Task statement:
Print the full listing exactly.

-- Start Extracted material --

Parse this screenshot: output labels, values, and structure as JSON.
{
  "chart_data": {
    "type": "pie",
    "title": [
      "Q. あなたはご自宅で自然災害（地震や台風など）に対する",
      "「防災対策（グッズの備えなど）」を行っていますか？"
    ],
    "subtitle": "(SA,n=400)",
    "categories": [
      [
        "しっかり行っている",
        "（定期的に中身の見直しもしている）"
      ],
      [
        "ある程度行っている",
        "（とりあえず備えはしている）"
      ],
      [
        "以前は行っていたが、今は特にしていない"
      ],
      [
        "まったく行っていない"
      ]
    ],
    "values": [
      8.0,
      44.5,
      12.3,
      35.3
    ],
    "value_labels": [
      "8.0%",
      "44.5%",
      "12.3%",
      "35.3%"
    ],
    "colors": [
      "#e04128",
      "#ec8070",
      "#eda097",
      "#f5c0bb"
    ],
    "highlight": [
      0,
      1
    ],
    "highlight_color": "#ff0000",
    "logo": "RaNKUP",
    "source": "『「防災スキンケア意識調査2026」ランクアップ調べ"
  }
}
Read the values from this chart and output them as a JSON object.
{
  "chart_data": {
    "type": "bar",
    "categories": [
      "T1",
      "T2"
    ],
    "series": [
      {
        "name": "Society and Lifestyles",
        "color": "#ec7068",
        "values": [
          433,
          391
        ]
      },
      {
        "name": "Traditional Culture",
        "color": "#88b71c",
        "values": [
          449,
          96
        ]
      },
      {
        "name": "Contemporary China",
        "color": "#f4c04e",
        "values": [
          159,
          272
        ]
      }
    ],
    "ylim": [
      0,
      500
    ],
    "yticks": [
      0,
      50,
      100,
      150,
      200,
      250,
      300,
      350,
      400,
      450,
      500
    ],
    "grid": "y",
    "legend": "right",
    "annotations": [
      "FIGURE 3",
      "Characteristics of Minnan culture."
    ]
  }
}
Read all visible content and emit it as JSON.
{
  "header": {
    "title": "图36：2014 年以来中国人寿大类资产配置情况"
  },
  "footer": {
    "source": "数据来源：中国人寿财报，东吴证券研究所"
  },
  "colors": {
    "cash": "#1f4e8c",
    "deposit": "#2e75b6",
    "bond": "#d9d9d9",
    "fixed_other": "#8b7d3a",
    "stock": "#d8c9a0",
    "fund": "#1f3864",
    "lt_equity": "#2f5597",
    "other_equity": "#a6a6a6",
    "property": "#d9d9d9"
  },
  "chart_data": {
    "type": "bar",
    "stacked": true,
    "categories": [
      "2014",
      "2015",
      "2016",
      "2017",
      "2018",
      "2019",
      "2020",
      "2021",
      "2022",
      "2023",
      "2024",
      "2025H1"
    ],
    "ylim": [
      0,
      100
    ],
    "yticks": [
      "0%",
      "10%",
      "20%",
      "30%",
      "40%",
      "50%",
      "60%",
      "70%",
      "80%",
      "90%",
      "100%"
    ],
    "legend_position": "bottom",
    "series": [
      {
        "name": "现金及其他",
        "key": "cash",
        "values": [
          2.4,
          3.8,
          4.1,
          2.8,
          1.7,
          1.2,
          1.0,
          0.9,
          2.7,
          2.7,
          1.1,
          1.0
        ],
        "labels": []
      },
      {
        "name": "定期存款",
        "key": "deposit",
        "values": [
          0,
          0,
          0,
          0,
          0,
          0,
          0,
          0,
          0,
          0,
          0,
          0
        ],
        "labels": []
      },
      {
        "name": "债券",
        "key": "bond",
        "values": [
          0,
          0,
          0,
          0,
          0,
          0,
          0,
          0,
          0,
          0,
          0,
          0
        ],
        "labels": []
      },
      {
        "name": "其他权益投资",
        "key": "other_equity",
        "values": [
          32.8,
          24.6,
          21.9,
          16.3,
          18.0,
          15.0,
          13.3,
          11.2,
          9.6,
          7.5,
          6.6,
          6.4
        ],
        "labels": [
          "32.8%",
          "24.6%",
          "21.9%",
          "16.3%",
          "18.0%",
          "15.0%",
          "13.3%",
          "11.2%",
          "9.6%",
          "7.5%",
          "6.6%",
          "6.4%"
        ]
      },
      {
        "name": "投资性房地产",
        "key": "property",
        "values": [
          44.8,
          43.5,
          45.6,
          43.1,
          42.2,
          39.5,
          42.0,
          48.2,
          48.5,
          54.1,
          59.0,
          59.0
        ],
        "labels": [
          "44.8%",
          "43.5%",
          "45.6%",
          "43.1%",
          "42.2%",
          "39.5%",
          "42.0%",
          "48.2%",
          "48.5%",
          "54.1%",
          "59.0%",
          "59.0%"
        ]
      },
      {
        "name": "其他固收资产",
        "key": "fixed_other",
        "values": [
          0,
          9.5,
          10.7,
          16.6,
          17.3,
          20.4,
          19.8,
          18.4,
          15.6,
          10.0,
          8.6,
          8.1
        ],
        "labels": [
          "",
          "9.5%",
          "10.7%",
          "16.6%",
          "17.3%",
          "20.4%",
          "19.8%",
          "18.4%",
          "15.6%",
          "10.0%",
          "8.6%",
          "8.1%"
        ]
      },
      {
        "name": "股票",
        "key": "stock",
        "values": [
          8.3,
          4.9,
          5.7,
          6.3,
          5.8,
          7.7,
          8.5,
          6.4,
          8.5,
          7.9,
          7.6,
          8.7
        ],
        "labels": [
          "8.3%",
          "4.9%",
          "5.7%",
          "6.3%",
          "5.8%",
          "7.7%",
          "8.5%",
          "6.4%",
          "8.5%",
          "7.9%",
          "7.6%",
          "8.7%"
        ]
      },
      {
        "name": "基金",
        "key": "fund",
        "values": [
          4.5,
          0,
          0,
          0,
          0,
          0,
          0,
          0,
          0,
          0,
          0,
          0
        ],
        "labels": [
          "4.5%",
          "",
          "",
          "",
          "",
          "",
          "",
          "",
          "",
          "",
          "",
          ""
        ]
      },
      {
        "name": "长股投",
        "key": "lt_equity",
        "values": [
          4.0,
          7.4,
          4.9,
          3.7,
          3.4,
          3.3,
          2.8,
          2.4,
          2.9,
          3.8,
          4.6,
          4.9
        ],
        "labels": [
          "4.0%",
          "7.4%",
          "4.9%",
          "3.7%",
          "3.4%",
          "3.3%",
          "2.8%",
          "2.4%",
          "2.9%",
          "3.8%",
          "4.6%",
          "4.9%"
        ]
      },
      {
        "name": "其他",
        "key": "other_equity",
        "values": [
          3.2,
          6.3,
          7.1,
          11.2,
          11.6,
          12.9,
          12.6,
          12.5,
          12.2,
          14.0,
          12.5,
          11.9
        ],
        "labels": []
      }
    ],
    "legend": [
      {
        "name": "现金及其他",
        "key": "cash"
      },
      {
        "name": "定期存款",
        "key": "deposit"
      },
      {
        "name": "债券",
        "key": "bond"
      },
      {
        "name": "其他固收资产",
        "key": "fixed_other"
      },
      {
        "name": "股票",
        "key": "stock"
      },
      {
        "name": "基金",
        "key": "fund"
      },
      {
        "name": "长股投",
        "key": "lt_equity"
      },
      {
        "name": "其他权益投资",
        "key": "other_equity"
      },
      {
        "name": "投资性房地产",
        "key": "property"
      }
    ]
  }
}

-- End Extracted material --

Solution to this task:
Parse this screenshot: output labels, values, and structure as JSON.
{
  "chart_data": {
    "type": "pie",
    "title": [
      "Q. あなたはご自宅で自然災害（地震や台風など）に対する",
      "「防災対策（グッズの備えなど）」を行っていますか？"
    ],
    "subtitle": "(SA,n=400)",
    "categories": [
      [
        "しっかり行っている",
        "（定期的に中身の見直しもしている）"
      ],
      [
        "ある程度行っている",
        "（とりあえず備えはしている）"
      ],
      [
        "以前は行っていたが、今は特にしていない"
      ],
      [
        "まったく行っていない"
      ]
    ],
    "values": [
      8.0,
      44.5,
      12.3,
      35.3
    ],
    "value_labels": [
      "8.0%",
      "44.5%",
      "12.3%",
      "35.3%"
    ],
    "colors": [
      "#e04128",
      "#ec8070",
      "#eda097",
      "#f5c0bb"
    ],
    "highlight": [
      0,
      1
    ],
    "highlight_color": "#ff0000",
    "logo": "RaNKUP",
    "source": "『「防災スキンケア意識調査2026」ランクアップ調べ"
  }
}
Read the values from this chart and output them as a JSON object.
{
  "chart_data": {
    "type": "bar",
    "categories": [
      "T1",
      "T2"
    ],
    "series": [
      {
        "name": "Society and Lifestyles",
        "color": "#ec7068",
        "values": [
          433,
          391
        ]
      },
      {
        "name": "Traditional Culture",
        "color": "#88b71c",
        "values": [
          449,
          96
        ]
      },
      {
        "name": "Contemporary China",
        "color": "#f4c04e",
        "values": [
          159,
          272
        ]
      }
    ],
    "ylim": [
      0,
      500
    ],
    "yticks": [
      0,
      50,
      100,
      150,
      200,
      250,
      300,
      350,
      400,
      450,
      500
    ],
    "grid": "y",
    "legend": "right",
    "annotations": [
      "FIGURE 3",
      "Characteristics of Minnan culture."
    ]
  }
}
Read all visible content and emit it as JSON.
{
  "header": {
    "title": "图36：2014 年以来中国人寿大类资产配置情况"
  },
  "footer": {
    "source": "数据来源：中国人寿财报，东吴证券研究所"
  },
  "colors": {
    "cash": "#1f4e8c",
    "deposit": "#2e75b6",
    "bond": "#d9d9d9",
    "fixed_other": "#8b7d3a",
    "stock": "#d8c9a0",
    "fund": "#1f3864",
    "lt_equity": "#2f5597",
    "other_equity": "#a6a6a6",
    "property": "#d9d9d9"
  },
  "chart_data": {
    "type": "bar",
    "stacked": true,
    "categories": [
      "2014",
      "2015",
      "2016",
      "2017",
      "2018",
      "2019",
      "2020",
      "2021",
      "2022",
      "2023",
      "2024",
      "2025H1"
    ],
    "ylim": [
      0,
      100
    ],
    "yticks": [
      "0%",
      "10%",
      "20%",
      "30%",
      "40%",
      "50%",
      "60%",
      "70%",
      "80%",
      "90%",
      "100%"
    ],
    "legend_position": "bottom",
    "series": [
      {
        "name": "现金及其他",
        "key": "cash",
        "values": [
          2.4,
          3.8,
          4.1,
          2.8,
          1.7,
          1.2,
          1.0,
          0.9,
          2.7,
          2.7,
          1.1,
          1.0
        ],
        "labels": []
      },
      {
        "name": "定期存款",
        "key": "deposit",
        "values": [
          0,
          0,
          0,
          0,
          0,
          0,
          0,
          0,
          0,
          0,
          0,
          0
        ],
        "labels": []
      },
      {
        "name": "债券",
        "key": "bond",
        "values": [
          0,
          0,
          0,
          0,
          0,
          0,
          0,
          0,
          0,
          0,
          0,
          0
        ],
        "labels": []
      },
      {
        "name": "其他权益投资",
        "key": "other_equity",
        "values": [
          32.8,
          24.6,
          21.9,
          16.3,
          18.0,
          15.0,
          13.3,
          11.2,
          9.6,
          7.5,
          6.6,
          6.4
        ],
        "labels": [
          "32.8%",
          "24.6%",
          "21.9%",
          "16.3%",
          "18.0%",
          "15.0%",
          "13.3%",
          "11.2%",
          "9.6%",
          "7.5%",
          "6.6%",
          "6.4%"
        ]
      },
      {
        "name": "投资性房地产",
        "key": "property",
        "values": [
          44.8,
          43.5,
          45.6,
          43.1,
          42.2,
          39.5,
          42.0,
          48.2,
          48.5,
          54.1,
          59.0,
          59.0
        ],
        "labels": [
          "44.8%",
          "43.5%",
          "45.6%",
          "43.1%",
          "42.2%",
          "39.5%",
          "42.0%",
          "48.2%",
          "48.5%",
          "54.1%",
          "59.0%",
          "59.0%"
        ]
      },
      {
        "name": "其他固收资产",
        "key": "fixed_other",
        "values": [
          0,
          9.5,
          10.7,
          16.6,
          17.3,
          20.4,
          19.8,
          18.4,
          15.6,
          10.0,
          8.6,
          8.1
        ],
        "labels": [
          "",
          "9.5%",
          "10.7%",
          "16.6%",
          "17.3%",
          "20.4%",
          "19.8%",
          "18.4%",
          "15.6%",
          "10.0%",
          "8.6%",
          "8.1%"
        ]
      },
      {
        "name": "股票",
        "key": "stock",
        "values": [
          8.3,
          4.9,
          5.7,
          6.3,
          5.8,
          7.7,
          8.5,
          6.4,
          8.5,
          7.9,
          7.6,
          8.7
        ],
        "labels": [
          "8.3%",
          "4.9%",
          "5.7%",
          "6.3%",
          "5.8%",
          "7.7%",
          "8.5%",
          "6.4%",
          "8.5%",
          "7.9%",
          "7.6%",
          "8.7%"
        ]
      },
      {
        "name": "基金",
        "key": "fund",
        "values": [
          4.5,
          0,
          0,
          0,
          0,
          0,
          0,
          0,
          0,
          0,
          0,
          0
        ],
        "labels": [
          "4.5%",
          "",
          "",
          "",
          "",
          "",
          "",
          "",
          "",
          "",
          "",
          ""
        ]
      },
      {
        "name": "长股投",
        "key": "lt_equity",
        "values": [
          4.0,
          7.4,
          4.9,
          3.7,
          3.4,
          3.3,
          2.8,
          2.4,
          2.9,
          3.8,
          4.6,
          4.9
        ],
        "labels": [
          "4.0%",
          "7.4%",
          "4.9%",
          "3.7%",
          "3.4%",
          "3.3%",
          "2.8%",
          "2.4%",
          "2.9%",
          "3.8%",
          "4.6%",
          "4.9%"
        ]
      },
      {
        "name": "其他",
        "key": "other_equity",
        "values": [
          3.2,
          6.3,
          7.1,
          11.2,
          11.6,
          12.9,
          12.6,
          12.5,
          12.2,
          14.0,
          12.5,
          11.9
        ],
        "labels": []
      }
    ],
    "legend": [
      {
        "name": "现金及其他",
        "key": "cash"
      },
      {
        "name": "定期存款",
        "key": "deposit"
      },
      {
        "name": "债券",
        "key": "bond"
      },
      {
        "name": "其他固收资产",
        "key": "fixed_other"
      },
      {
        "name": "股票",
        "key": "stock"
      },
      {
        "name": "基金",
        "key": "fund"
      },
      {
        "name": "长股投",
        "key": "lt_equity"
      },
      {
        "name": "其他权益投资",
        "key": "other_equity"
      },
      {
        "name": "投资性房地产",
        "key": "property"
      }
    ]
  }
}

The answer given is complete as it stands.